> **Problem statement**
Collect every line in the records below that contains the word "pengy".

> **Available records**
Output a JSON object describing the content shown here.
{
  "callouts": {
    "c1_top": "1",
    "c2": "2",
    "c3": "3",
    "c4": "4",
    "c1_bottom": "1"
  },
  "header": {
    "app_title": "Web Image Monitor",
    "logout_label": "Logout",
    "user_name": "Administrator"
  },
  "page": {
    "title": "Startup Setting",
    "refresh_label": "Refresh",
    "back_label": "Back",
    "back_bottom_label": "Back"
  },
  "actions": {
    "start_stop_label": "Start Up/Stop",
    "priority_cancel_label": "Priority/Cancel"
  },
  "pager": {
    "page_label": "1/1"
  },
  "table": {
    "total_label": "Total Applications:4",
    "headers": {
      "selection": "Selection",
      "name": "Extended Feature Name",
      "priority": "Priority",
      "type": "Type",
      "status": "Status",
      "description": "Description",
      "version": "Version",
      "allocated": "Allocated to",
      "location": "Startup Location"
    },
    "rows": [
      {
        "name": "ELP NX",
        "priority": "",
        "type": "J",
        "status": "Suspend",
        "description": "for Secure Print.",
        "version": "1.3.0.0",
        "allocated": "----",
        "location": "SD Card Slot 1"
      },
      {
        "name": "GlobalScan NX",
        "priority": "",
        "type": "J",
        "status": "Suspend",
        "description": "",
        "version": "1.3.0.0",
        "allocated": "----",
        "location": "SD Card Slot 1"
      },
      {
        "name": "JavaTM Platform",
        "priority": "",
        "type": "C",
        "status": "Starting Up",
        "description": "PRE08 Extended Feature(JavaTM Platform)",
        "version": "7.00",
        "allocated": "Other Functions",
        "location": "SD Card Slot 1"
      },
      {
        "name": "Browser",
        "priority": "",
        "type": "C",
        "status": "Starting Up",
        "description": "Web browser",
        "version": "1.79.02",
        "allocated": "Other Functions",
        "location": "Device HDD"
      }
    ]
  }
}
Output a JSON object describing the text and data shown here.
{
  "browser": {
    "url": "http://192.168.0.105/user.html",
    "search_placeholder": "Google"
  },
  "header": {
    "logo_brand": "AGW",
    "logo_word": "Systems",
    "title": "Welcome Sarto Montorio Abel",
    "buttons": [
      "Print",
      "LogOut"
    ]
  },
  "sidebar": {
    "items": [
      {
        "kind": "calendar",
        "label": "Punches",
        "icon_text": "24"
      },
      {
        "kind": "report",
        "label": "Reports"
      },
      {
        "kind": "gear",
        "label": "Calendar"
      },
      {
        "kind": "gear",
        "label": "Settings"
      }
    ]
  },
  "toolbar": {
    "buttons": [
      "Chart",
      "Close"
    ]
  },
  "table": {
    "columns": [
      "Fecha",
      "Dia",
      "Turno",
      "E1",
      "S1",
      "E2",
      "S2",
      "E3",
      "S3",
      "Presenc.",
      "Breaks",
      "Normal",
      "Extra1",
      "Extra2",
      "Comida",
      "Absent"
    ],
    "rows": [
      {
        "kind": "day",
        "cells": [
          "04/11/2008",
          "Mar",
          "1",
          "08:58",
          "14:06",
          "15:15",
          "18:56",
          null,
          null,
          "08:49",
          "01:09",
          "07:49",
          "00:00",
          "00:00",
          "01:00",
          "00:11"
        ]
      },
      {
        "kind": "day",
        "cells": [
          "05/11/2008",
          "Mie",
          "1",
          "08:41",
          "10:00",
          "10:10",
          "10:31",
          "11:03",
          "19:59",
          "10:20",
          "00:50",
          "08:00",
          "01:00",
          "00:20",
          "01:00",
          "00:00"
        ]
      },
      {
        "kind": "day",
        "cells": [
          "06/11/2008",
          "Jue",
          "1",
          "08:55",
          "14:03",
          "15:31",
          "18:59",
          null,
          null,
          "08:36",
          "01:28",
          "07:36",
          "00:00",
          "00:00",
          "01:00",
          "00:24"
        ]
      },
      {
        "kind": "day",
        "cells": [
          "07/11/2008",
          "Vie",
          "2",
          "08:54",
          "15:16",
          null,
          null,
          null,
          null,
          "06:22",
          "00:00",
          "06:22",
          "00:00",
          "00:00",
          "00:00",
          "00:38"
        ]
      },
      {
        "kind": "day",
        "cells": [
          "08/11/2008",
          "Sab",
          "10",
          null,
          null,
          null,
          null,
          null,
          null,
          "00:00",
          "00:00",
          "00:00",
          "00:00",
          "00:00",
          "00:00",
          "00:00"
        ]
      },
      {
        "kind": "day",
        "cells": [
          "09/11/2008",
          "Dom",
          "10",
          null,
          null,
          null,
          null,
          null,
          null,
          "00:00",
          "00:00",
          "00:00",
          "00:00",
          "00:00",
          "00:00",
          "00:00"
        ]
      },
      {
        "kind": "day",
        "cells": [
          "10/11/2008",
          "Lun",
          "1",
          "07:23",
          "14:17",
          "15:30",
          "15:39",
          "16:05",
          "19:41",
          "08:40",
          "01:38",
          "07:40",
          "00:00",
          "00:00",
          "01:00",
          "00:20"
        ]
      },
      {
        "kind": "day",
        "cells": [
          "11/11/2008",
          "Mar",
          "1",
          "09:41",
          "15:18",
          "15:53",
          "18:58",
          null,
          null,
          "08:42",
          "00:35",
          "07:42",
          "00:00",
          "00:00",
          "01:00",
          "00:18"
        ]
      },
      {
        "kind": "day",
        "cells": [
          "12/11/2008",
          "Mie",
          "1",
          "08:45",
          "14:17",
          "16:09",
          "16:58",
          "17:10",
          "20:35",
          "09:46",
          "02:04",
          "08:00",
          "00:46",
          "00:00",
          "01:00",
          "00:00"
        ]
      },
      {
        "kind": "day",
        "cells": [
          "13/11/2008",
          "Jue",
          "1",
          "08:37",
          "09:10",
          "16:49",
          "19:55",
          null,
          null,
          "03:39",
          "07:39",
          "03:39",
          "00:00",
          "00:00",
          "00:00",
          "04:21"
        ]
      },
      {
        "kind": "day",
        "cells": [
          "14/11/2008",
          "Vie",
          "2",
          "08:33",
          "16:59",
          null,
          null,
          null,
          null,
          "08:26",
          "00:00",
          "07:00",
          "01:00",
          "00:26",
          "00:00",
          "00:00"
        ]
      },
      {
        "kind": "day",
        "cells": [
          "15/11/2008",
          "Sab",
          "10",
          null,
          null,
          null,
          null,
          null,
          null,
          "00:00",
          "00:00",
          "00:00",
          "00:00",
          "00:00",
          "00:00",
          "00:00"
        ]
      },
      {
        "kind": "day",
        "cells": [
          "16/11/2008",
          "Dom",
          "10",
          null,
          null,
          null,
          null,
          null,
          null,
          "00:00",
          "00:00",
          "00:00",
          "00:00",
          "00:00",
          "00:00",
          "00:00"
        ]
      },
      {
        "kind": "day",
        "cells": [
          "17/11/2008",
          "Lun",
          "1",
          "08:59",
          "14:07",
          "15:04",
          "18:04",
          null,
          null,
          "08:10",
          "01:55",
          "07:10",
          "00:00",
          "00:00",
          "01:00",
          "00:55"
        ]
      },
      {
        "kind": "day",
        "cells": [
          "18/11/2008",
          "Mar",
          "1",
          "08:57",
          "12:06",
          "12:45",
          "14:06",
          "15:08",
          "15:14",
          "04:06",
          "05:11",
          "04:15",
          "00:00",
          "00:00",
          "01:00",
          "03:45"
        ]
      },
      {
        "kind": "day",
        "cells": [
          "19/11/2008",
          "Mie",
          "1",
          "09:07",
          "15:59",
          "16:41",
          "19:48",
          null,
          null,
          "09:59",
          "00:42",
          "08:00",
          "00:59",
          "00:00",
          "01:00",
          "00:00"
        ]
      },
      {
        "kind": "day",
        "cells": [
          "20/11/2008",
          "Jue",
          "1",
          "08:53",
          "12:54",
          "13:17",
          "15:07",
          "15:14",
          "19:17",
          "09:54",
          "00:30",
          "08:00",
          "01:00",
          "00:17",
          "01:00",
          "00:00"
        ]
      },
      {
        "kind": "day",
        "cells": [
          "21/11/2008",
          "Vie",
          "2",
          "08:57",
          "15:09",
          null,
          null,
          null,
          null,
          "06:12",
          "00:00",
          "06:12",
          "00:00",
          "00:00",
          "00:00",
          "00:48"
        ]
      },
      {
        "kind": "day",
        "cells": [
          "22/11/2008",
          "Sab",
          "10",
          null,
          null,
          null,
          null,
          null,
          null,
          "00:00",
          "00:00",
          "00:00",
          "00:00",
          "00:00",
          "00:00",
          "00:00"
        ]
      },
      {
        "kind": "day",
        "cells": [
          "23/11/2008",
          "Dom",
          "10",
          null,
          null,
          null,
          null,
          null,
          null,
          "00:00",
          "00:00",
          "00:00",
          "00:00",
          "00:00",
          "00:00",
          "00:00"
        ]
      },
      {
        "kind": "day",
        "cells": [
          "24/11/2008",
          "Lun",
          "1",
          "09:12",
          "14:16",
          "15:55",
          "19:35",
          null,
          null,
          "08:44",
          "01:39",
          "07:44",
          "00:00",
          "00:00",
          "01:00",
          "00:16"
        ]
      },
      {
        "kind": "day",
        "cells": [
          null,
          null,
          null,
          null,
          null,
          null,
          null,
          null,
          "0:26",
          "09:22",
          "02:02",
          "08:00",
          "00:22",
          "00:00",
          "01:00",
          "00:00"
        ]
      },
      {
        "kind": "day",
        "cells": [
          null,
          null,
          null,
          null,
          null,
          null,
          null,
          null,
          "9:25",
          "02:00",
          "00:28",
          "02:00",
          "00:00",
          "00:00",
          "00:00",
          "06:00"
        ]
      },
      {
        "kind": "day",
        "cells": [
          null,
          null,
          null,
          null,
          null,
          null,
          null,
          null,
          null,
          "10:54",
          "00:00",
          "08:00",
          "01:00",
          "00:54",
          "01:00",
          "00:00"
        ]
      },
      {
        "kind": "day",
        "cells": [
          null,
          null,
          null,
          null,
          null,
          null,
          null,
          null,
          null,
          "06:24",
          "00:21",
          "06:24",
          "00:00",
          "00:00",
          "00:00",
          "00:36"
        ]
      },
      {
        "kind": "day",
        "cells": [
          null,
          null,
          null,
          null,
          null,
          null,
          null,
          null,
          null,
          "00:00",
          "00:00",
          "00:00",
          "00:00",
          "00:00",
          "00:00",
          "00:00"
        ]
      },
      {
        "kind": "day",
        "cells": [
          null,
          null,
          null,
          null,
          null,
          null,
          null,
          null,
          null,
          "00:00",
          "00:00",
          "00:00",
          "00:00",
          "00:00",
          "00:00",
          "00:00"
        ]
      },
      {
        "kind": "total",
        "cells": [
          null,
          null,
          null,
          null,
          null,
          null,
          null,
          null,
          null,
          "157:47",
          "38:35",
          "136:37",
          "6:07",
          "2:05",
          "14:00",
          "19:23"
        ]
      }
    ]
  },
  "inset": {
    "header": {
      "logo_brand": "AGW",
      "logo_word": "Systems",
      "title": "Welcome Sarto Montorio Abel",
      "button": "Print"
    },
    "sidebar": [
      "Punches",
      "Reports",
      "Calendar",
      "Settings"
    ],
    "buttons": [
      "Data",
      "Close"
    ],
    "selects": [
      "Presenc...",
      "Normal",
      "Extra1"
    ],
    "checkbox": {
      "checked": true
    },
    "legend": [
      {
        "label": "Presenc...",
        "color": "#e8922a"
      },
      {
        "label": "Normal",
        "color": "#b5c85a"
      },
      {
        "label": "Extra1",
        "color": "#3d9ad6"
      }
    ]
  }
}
---
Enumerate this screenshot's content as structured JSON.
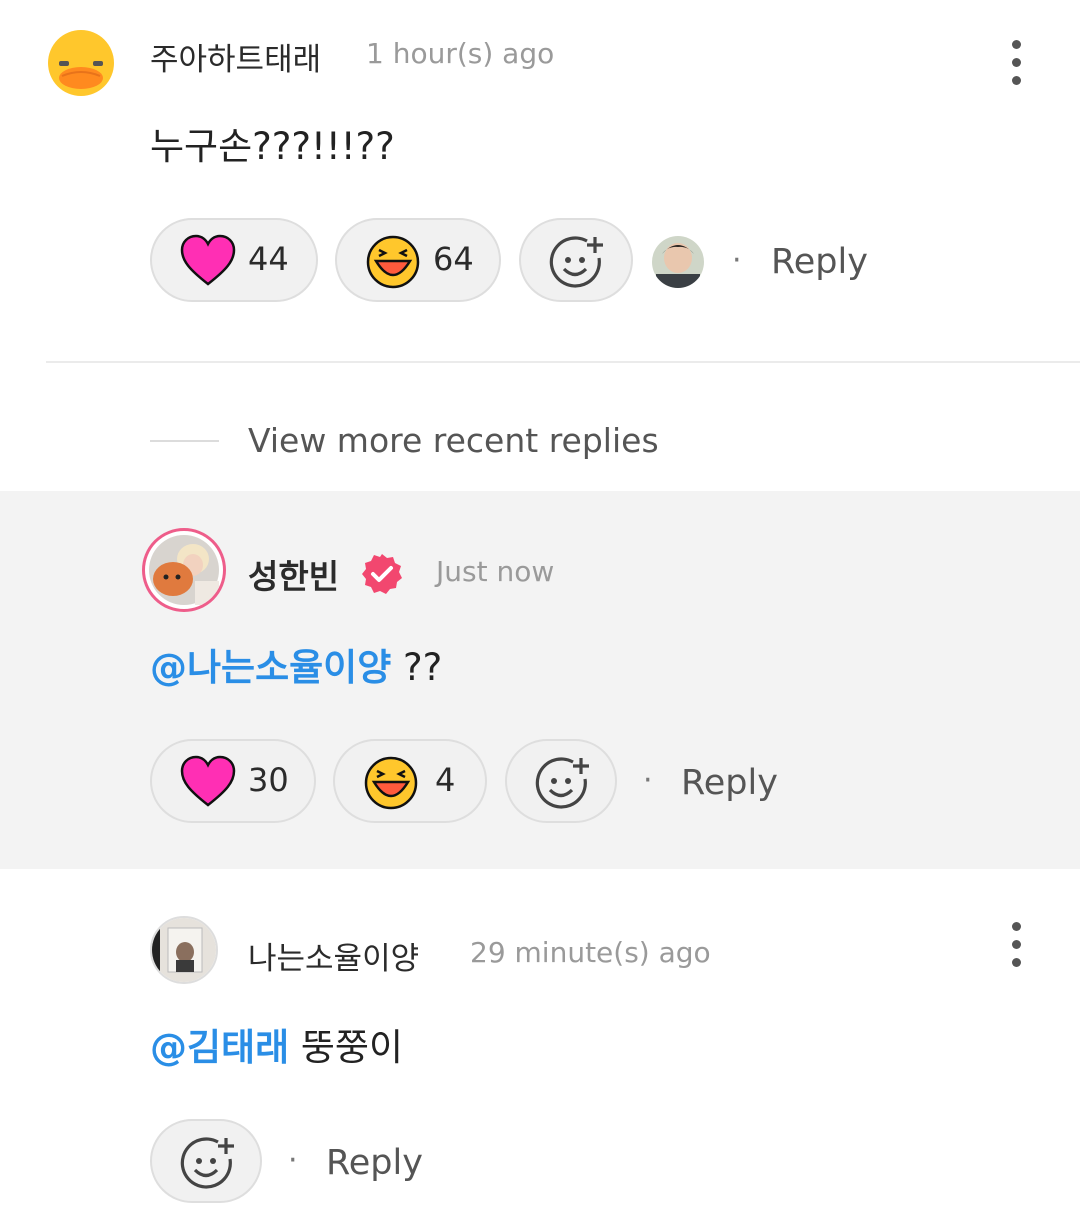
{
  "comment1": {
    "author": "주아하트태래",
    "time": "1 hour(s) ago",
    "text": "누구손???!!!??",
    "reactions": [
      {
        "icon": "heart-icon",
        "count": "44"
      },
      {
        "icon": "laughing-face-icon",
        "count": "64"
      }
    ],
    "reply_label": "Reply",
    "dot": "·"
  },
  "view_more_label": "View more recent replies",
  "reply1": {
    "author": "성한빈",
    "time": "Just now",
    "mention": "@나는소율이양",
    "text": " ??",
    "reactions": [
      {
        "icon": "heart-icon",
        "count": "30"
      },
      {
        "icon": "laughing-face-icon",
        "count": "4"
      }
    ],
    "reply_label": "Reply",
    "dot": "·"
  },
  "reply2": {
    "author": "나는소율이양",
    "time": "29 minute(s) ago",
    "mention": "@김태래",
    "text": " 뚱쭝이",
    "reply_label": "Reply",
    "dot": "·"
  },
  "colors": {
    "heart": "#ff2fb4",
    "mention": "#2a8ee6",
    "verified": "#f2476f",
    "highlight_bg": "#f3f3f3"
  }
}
==
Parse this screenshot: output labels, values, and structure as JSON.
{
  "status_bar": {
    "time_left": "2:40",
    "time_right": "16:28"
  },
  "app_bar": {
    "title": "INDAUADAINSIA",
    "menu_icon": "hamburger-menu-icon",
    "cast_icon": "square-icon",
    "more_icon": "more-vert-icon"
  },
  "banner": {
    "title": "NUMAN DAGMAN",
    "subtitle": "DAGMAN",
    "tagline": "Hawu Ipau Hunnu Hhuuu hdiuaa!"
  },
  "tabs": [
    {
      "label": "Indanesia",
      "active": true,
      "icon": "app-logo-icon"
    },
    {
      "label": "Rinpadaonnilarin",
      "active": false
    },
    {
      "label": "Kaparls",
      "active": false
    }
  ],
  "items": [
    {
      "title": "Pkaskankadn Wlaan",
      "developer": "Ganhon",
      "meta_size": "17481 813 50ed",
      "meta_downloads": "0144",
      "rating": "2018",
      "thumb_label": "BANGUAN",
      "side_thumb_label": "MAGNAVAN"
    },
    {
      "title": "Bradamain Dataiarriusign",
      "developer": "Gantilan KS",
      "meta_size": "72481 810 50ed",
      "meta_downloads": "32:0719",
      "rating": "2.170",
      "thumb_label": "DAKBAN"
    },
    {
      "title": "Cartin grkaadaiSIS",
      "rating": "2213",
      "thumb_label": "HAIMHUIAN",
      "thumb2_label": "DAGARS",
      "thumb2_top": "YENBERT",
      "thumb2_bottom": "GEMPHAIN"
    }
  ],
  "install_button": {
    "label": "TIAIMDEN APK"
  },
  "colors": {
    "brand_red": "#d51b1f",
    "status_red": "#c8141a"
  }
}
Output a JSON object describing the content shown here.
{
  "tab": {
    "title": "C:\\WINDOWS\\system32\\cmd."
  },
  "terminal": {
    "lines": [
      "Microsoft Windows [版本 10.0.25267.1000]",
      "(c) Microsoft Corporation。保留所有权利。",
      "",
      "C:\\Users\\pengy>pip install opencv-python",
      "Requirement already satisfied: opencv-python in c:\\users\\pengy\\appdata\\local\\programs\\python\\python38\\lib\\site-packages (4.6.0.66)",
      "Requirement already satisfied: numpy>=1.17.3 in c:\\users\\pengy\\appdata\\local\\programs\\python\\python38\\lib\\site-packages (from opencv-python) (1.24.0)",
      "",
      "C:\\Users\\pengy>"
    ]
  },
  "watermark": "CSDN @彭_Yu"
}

> **Response to the task**
      "C:\\Users\\pengy>pip install opencv-python",
      "Requirement already satisfied: opencv-python in c:\\users\\pengy\\appdata\\local\\programs\\python\\python38\\lib\\site-packages (4.6.0.66)",
      "Requirement already satisfied: numpy>=1.17.3 in c:\\users\\pengy\\appdata\\local\\programs\\python\\python38\\lib\\site-packages (from opencv-python) (1.24.0)",
      "C:\\Users\\pengy>"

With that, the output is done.